**WHAT THIS TASK INVOLVES**
Determine the number of lines where "Termoneutro" occurs and reply with that number by itself.

(Data extracted from a collection)
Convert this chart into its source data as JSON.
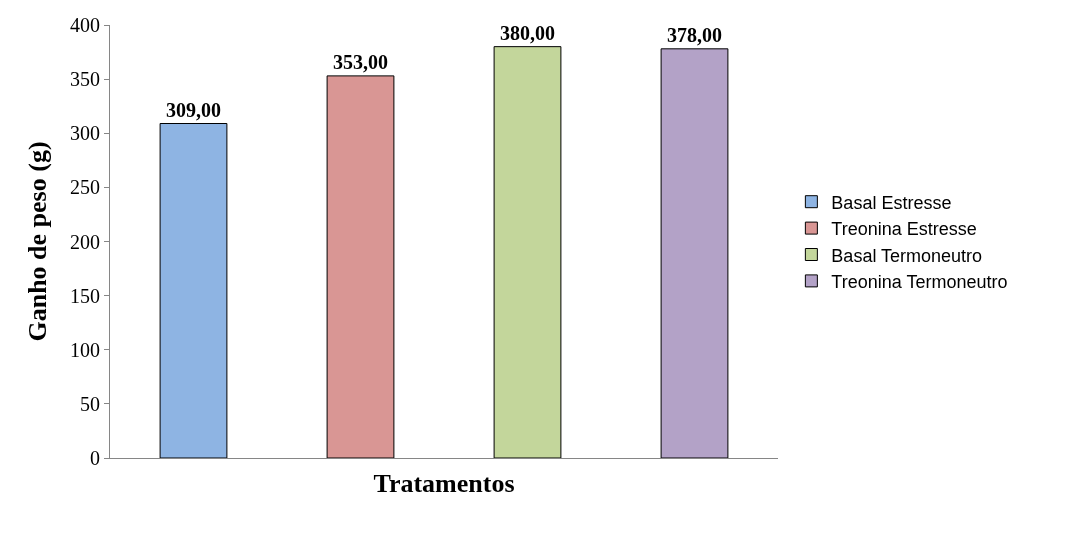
{
  "chart_data": {
    "type": "bar",
    "xlabel": "Tratamentos",
    "ylabel": "Ganho de peso (g)",
    "categories": [
      null
    ],
    "series": [
      {
        "name": "Basal Estresse",
        "color": "#8eb4e3",
        "values": [
          309
        ],
        "value_labels": [
          "309,00"
        ]
      },
      {
        "name": "Treonina Estresse",
        "color": "#d99694",
        "values": [
          353
        ],
        "value_labels": [
          "353,00"
        ]
      },
      {
        "name": "Basal Termoneutro",
        "color": "#c3d69b",
        "values": [
          380
        ],
        "value_labels": [
          "380,00"
        ]
      },
      {
        "name": "Treonina Termoneutro",
        "color": "#b3a2c7",
        "values": [
          378
        ],
        "value_labels": [
          "378,00"
        ]
      }
    ],
    "ylim": [
      0,
      400
    ],
    "yticks": [
      0,
      50,
      100,
      150,
      200,
      250,
      300,
      350,
      400
    ],
    "legend": "right",
    "tick_labels": "y"
  }
}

**COMPLETED EXERCISE**
2